--- START OF Records to process ---
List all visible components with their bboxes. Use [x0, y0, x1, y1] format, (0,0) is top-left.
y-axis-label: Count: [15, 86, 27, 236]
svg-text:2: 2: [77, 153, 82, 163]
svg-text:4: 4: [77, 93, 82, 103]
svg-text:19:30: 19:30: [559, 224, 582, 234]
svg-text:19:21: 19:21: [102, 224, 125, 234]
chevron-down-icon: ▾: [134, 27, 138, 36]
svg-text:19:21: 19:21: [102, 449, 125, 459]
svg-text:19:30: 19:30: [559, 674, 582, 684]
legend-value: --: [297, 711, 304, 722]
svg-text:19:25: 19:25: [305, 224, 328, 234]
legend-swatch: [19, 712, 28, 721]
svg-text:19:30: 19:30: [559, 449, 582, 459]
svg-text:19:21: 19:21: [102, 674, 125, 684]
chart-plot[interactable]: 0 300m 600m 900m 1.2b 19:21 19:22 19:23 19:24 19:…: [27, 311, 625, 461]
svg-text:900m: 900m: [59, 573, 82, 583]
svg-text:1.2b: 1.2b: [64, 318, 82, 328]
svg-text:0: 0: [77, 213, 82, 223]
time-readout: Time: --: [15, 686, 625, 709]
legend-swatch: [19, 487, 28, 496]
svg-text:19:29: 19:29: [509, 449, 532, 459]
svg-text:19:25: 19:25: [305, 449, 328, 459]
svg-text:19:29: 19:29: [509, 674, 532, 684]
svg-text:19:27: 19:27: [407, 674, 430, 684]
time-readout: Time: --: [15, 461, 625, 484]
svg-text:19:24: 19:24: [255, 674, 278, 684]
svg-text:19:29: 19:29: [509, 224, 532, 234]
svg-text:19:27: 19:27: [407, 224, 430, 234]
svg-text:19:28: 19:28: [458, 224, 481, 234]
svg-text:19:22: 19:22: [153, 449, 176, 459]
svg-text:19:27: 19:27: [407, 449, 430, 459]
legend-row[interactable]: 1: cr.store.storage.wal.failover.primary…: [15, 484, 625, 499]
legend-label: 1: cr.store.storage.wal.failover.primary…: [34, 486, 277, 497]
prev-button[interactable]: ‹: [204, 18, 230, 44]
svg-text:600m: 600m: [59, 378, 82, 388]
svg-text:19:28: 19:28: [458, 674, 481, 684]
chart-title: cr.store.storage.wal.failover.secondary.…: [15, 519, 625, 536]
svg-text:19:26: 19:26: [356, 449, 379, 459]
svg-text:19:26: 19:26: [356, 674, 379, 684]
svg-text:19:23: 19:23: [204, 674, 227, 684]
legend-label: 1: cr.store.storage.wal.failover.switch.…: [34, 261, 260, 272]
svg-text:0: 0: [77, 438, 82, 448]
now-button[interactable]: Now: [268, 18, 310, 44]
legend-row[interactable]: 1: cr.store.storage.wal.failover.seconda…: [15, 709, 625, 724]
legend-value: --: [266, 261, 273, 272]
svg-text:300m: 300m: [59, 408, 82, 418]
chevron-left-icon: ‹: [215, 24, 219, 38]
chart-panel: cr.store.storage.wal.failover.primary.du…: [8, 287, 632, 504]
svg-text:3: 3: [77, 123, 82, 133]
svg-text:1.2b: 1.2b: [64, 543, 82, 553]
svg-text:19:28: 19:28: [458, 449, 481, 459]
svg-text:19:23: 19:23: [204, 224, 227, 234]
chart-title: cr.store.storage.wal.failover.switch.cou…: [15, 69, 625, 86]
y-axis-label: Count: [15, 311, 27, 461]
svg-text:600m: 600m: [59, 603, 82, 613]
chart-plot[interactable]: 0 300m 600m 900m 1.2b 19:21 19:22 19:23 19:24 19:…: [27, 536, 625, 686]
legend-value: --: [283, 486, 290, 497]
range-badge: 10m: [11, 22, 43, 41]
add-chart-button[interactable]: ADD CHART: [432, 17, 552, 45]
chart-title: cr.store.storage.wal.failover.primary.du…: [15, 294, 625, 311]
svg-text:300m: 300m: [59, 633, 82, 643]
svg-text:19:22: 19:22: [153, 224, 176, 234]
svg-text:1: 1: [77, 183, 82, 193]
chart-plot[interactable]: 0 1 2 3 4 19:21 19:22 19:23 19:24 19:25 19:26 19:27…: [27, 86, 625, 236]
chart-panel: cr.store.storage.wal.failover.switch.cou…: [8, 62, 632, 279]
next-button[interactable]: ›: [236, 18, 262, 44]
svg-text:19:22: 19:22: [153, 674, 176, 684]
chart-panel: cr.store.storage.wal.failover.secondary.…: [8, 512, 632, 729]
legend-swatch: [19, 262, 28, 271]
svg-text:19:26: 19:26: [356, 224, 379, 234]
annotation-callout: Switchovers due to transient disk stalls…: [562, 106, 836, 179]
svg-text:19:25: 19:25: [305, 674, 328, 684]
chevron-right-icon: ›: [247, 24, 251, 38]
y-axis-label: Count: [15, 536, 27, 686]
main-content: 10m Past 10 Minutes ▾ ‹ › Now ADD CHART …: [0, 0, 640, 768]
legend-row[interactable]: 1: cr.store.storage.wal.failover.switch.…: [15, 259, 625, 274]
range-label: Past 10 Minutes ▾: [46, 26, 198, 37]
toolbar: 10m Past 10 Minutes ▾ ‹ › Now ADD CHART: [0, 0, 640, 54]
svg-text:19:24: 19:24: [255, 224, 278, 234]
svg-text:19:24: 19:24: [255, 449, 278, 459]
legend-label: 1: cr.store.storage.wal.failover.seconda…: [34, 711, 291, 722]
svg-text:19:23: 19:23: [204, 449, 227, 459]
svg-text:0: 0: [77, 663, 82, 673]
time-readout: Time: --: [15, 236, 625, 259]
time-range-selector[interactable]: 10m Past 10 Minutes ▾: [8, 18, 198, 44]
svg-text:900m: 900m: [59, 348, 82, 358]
--- END OF Records to process ---
--- START OF Records to process ---
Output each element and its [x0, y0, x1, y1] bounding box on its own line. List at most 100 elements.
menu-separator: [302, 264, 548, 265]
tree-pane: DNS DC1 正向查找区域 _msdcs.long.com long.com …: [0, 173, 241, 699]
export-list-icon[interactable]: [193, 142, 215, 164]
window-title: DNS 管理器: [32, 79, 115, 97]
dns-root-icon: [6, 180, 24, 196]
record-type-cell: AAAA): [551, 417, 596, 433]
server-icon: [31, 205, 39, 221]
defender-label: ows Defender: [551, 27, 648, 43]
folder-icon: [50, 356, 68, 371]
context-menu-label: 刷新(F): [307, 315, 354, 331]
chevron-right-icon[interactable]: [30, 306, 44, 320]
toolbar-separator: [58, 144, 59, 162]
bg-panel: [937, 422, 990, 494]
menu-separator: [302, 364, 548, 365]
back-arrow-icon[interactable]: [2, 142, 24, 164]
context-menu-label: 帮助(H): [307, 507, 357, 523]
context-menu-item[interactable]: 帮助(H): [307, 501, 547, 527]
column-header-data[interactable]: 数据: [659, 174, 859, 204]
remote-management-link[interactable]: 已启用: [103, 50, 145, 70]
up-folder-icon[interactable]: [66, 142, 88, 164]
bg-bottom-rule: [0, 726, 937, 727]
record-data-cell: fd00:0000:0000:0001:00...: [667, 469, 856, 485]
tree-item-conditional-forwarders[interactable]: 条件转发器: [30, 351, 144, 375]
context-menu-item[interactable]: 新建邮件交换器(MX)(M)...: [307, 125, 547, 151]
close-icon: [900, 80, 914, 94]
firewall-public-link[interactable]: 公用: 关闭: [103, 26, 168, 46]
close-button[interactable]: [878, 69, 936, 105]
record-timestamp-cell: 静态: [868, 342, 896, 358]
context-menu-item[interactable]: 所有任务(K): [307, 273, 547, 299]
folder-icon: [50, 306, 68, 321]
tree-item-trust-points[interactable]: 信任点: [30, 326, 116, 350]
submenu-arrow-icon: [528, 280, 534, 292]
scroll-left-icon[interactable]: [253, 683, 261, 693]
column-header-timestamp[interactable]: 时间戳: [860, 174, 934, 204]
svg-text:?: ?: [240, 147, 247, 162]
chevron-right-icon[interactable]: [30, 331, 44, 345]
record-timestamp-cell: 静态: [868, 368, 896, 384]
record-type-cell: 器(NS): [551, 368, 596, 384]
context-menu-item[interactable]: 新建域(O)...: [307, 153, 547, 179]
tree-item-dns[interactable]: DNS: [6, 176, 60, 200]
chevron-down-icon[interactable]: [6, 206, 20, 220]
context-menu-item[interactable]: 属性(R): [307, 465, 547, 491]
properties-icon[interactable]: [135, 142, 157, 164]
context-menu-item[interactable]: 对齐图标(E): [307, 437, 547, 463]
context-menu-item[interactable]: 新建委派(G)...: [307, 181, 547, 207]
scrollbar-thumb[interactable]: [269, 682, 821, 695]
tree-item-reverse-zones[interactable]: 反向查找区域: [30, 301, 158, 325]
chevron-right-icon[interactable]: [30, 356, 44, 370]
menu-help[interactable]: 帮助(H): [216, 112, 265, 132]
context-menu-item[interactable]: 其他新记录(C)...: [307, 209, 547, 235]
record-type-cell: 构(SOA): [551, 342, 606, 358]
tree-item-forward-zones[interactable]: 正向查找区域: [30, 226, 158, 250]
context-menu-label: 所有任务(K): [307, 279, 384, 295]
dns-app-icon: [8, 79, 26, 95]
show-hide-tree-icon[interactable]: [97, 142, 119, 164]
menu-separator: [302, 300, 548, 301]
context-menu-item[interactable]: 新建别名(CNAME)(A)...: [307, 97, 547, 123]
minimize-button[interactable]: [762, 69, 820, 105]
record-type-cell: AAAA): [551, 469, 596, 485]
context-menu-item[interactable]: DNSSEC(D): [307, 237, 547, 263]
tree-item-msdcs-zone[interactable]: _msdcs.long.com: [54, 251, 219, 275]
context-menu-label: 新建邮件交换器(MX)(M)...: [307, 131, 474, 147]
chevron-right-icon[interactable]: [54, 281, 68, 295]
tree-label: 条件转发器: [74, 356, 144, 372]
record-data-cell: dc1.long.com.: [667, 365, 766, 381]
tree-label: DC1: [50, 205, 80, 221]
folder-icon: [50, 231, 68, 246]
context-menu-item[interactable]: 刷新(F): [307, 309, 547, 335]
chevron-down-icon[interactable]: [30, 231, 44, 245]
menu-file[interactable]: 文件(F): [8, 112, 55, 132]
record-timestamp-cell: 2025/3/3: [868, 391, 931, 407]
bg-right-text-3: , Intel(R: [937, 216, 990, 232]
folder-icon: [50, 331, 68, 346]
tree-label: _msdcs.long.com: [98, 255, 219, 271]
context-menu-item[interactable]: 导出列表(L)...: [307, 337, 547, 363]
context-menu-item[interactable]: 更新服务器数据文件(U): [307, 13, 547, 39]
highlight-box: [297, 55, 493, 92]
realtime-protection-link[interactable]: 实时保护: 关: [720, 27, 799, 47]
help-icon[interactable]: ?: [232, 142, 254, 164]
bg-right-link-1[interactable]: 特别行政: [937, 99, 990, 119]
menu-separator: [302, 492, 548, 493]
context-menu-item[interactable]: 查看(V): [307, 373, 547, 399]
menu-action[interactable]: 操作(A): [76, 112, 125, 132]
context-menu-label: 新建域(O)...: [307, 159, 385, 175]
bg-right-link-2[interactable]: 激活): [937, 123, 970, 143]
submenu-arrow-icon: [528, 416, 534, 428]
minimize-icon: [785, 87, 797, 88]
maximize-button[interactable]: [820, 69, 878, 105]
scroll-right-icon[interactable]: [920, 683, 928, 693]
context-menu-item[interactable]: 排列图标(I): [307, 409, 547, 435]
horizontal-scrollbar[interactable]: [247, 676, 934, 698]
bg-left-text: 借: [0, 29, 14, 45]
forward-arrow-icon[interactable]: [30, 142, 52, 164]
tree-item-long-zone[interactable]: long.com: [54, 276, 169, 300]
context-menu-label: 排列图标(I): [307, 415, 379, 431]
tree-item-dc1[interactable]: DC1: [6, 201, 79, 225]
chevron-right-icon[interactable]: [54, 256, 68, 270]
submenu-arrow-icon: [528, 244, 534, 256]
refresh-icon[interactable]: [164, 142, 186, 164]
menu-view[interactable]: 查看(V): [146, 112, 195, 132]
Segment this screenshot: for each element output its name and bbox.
--- END OF Records to process ---
**What you should do**
Give again, unchanged, the lines of the first block of entries, starting with the line containing "List all visible" and going on through the line containing "legend-swatch: [19, 487, 28, 496]".

**Solution**
List all visible components with their bboxes. Use [x0, y0, x1, y1] format, (0,0) is top-left.
y-axis-label: Count: [15, 86, 27, 236]
svg-text:2: 2: [77, 153, 82, 163]
svg-text:4: 4: [77, 93, 82, 103]
svg-text:19:30: 19:30: [559, 224, 582, 234]
svg-text:19:21: 19:21: [102, 224, 125, 234]
chevron-down-icon: ▾: [134, 27, 138, 36]
svg-text:19:21: 19:21: [102, 449, 125, 459]
svg-text:19:30: 19:30: [559, 674, 582, 684]
legend-value: --: [297, 711, 304, 722]
svg-text:19:25: 19:25: [305, 224, 328, 234]
legend-swatch: [19, 712, 28, 721]
svg-text:19:30: 19:30: [559, 449, 582, 459]
svg-text:19:21: 19:21: [102, 674, 125, 684]
chart-plot[interactable]: 0 300m 600m 900m 1.2b 19:21 19:22 19:23 19:24 19:…: [27, 311, 625, 461]
svg-text:900m: 900m: [59, 573, 82, 583]
svg-text:1.2b: 1.2b: [64, 318, 82, 328]
svg-text:0: 0: [77, 213, 82, 223]
time-readout: Time: --: [15, 686, 625, 709]
legend-swatch: [19, 487, 28, 496]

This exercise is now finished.